**Goal A**
Print, exactly as they appear, the lines of the listing that begin with the line containing "498, 947, 516]" and end with the line containing "response-heading[interactable]: [-] Response", including both.

**Text extract**
* * * *

# Pure bred? Or mix



## konathegsd (Dec 3, 2016)

This is my pups father. Does he look like a pure gsd or mix ??


----------



## gsdsar (May 21, 2002)

He looks purebred to me. But his legs look short. Could just be the angle of the photo.


----------



## konathegsd (Dec 3, 2016)

gsdsar said:


> He looks purebred to me. But his legs look short. Could just be the angle of the photo.


i just thought that the face looks odd.

Here's a pic of my pup
7 months old 43lbs
Her legs are a little short too I guess


----------



## cloudpump (Oct 20, 2015)

Her chest looks small


----------



## konathegsd (Dec 3, 2016)

cloudpump said:


> Her chest looks small


yeah I can't beleieve how small she is...really hoping she grows soon


----------



## konathegsd (Dec 3, 2016)

Anyone else think mix? Seems like the head is very blocky and short. Ears look far apart too

Here's a pic of the mother


----------



## selzer (May 7, 2005)

She looks like a skinny young girl. Quinnie will be two in October. She weighs 52 pounds. She is 23 inches at the withers. She is purebred, and yours probably is too. Yours' legs do not look short at all. She needs to fill out. I think Babsy was 58 pounds at 2, now she is 88 pounds at almost 12 -- yep on a diet. Milla took forever to go over 50 at 2 years, and is not 70.6 at almost 9. Some young females take time to gain weight.


----------



## WateryTart (Sep 25, 2013)

selzer said:


> She looks like a skinny young girl. Quinnie will be two in October. She weighs 52 pounds. She is 23 inches at the withers. She is purebred, and yours probably is too. Yours' legs do not look short at all. She needs to fill out. I think Babsy was 58 pounds at 2, now she is 88 pounds at almost 12 -- yep on a diet. Milla took forever to go over 50 at 2 years, and is not 70.6 at almost 9. Some young females take time to gain weight.


Holy cow. My girl was at her adult height at 11 months and reached her adult weight by the time she was closing in on 2. She has been very stable since then. I hope she's not taking her time or she'll be a stuffed sausage by age 9!


----------



## konathegsd (Dec 3, 2016)

selzer said:


> She looks like a skinny young girl. Quinnie will be two in October. She weighs 52 pounds. She is 23 inches at the withers. She is purebred, and yours probably is too. Yours' legs do not look short at all. She needs to fill out. I think Babsy was 58 pounds at 2, now she is 88 pounds at almost 12 -- yep on a diet. Milla took forever to go over 50 at 2 years, and is not 70.6 at almost 9. Some young females take time to gain weight.





WateryTart said:


> selzer said:
> 
> 
> > She looks like a skinny young girl. Quinnie will be two in October. She weighs 52 pounds. She is 23 inches at the withers. She is purebred, and yours probably is too. Yours' legs do not look short at all. She needs to fill out. I think Babsy was 58 pounds at 2, now she is 88 pounds at almost 12 -- yep on a diet. Milla took forever to go over 50 at 2 years, and is not 70.6 at almost 9. Some young females take time to gain weight.

* * * *

**Record set**

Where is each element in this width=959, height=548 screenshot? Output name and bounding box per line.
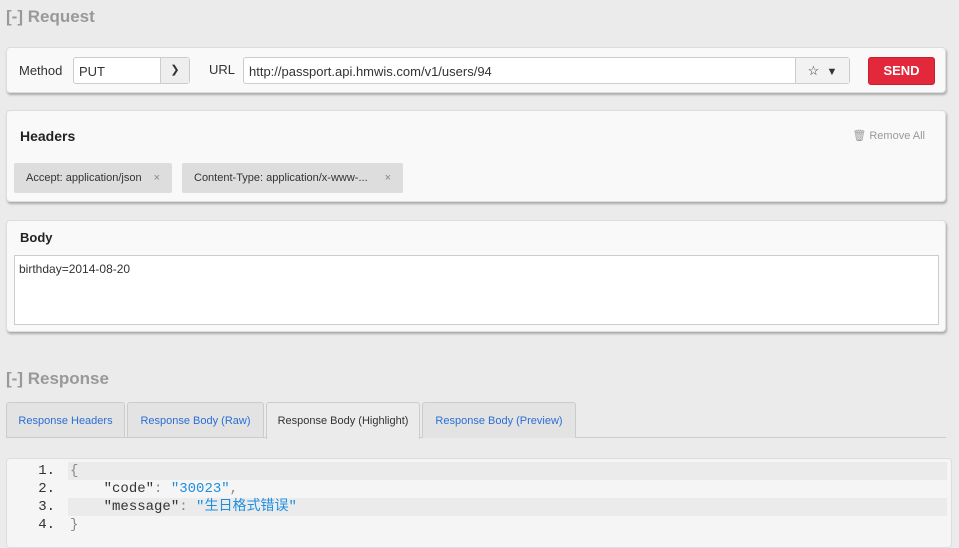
code-line: 3. "message": "生日格式错误" [7, 498, 947, 516]
tab-response-body-highlight[interactable]: Response Body (Highlight) [266, 402, 420, 439]
tab-response-body-preview[interactable]: Response Body (Preview) [422, 402, 576, 438]
method-label: Method [19, 63, 63, 78]
json-value: "30023" [170, 481, 230, 497]
request-heading[interactable]: [-] Request [6, 7, 95, 27]
header-chip[interactable]: Content-Type: application/x-www-... × [182, 163, 403, 193]
close-icon[interactable]: × [385, 163, 391, 193]
method-value: PUT [79, 64, 105, 79]
url-input[interactable]: http://passport.api.hmwis.com/v1/users/9… [243, 57, 850, 84]
close-icon[interactable]: × [154, 163, 160, 193]
tab-response-headers[interactable]: Response Headers [6, 402, 125, 438]
trash-icon: 🗑 [852, 130, 867, 142]
line-text: { [68, 462, 947, 480]
star-icon[interactable]: ☆ [808, 63, 820, 78]
body-textarea[interactable]: birthday=2014-08-20 [14, 255, 939, 325]
response-code-view: 1. { 2. "code": "30023", 3. "message": "生… [6, 458, 952, 548]
headers-panel: Headers 🗑 Remove All Accept: application… [6, 110, 946, 202]
chevron-down-icon[interactable]: ❯ [160, 58, 189, 83]
remove-all-label: Remove All [869, 130, 925, 142]
json-key: "message" [103, 499, 180, 515]
line-number: 4. [38, 517, 55, 533]
line-text: } [70, 517, 79, 533]
json-key: "code" [103, 481, 155, 497]
method-select[interactable]: PUT ❯ [73, 57, 190, 84]
headers-title: Headers [20, 128, 76, 144]
code-line: 1. { [7, 462, 947, 480]
code-line: 4.} [7, 516, 947, 534]
tab-response-body-raw[interactable]: Response Body (Raw) [127, 402, 264, 438]
url-actions[interactable]: ☆ ▼ [795, 58, 849, 83]
header-chip[interactable]: Accept: application/json × [14, 163, 172, 193]
response-heading[interactable]: [-] Response [6, 369, 109, 389]
chip-label: Content-Type: application/x-www-... [194, 172, 368, 184]
url-value: http://passport.api.hmwis.com/v1/users/9… [249, 64, 492, 79]
code-line: 2. "code": "30023", [7, 480, 947, 498]
request-panel: Method PUT ❯ URL http://passport.api.hmw… [6, 47, 946, 93]
send-button[interactable]: SEND [868, 57, 935, 85]
line-number: 2. [38, 481, 55, 497]
remove-all-button[interactable]: 🗑 Remove All [852, 129, 925, 142]
chip-label: Accept: application/json [26, 172, 142, 184]
chevron-down-icon[interactable]: ▼ [827, 66, 838, 78]
body-title: Body [20, 230, 53, 245]
line-number: 1. [38, 463, 55, 479]
url-label: URL [209, 62, 236, 77]
json-value: "生日格式错误" [196, 499, 297, 515]
body-panel: Body birthday=2014-08-20 [6, 220, 946, 332]
line-number: 3. [38, 499, 55, 515]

* * * *

**Goal B**
Output, word for word, the part of the purebred-or-mix thread that begins with the words containing "Holy cow. My" and ends with "sausage by age 9!".

**Full response A**
code-line: 3. "message": "生日格式错误" [7, 498, 947, 516]
tab-response-body-highlight[interactable]: Response Body (Highlight) [266, 402, 420, 439]
tab-response-body-preview[interactable]: Response Body (Preview) [422, 402, 576, 438]
method-label: Method [19, 63, 63, 78]
json-value: "30023" [170, 481, 230, 497]
request-heading[interactable]: [-] Request [6, 7, 95, 27]
header-chip[interactable]: Content-Type: application/x-www-... × [182, 163, 403, 193]
close-icon[interactable]: × [385, 163, 391, 193]
method-value: PUT [79, 64, 105, 79]
url-input[interactable]: http://passport.api.hmwis.com/v1/users/9… [243, 57, 850, 84]
close-icon[interactable]: × [154, 163, 160, 193]
tab-response-headers[interactable]: Response Headers [6, 402, 125, 438]
trash-icon: 🗑 [852, 130, 867, 142]
line-text: { [68, 462, 947, 480]
star-icon[interactable]: ☆ [808, 63, 820, 78]
body-textarea[interactable]: birthday=2014-08-20 [14, 255, 939, 325]
response-code-view: 1. { 2. "code": "30023", 3. "message": "生… [6, 458, 952, 548]
headers-panel: Headers 🗑 Remove All Accept: application… [6, 110, 946, 202]
chevron-down-icon[interactable]: ❯ [160, 58, 189, 83]
remove-all-label: Remove All [869, 130, 925, 142]
json-key: "message" [103, 499, 180, 515]
line-number: 4. [38, 517, 55, 533]
line-text: } [70, 517, 79, 533]
json-key: "code" [103, 481, 155, 497]
method-select[interactable]: PUT ❯ [73, 57, 190, 84]
headers-title: Headers [20, 128, 76, 144]
code-line: 1. { [7, 462, 947, 480]
code-line: 4.} [7, 516, 947, 534]
tab-response-body-raw[interactable]: Response Body (Raw) [127, 402, 264, 438]
url-actions[interactable]: ☆ ▼ [795, 58, 849, 83]
header-chip[interactable]: Accept: application/json × [14, 163, 172, 193]
response-heading[interactable]: [-] Response [6, 369, 109, 389]

**Full response B**
Holy cow. My girl was at her adult height at 11 months and reached her adult weight by the time she was closing in on 2. She has been very stable since then. I hope she's not taking her time or she'll be a stuffed sausage by age 9!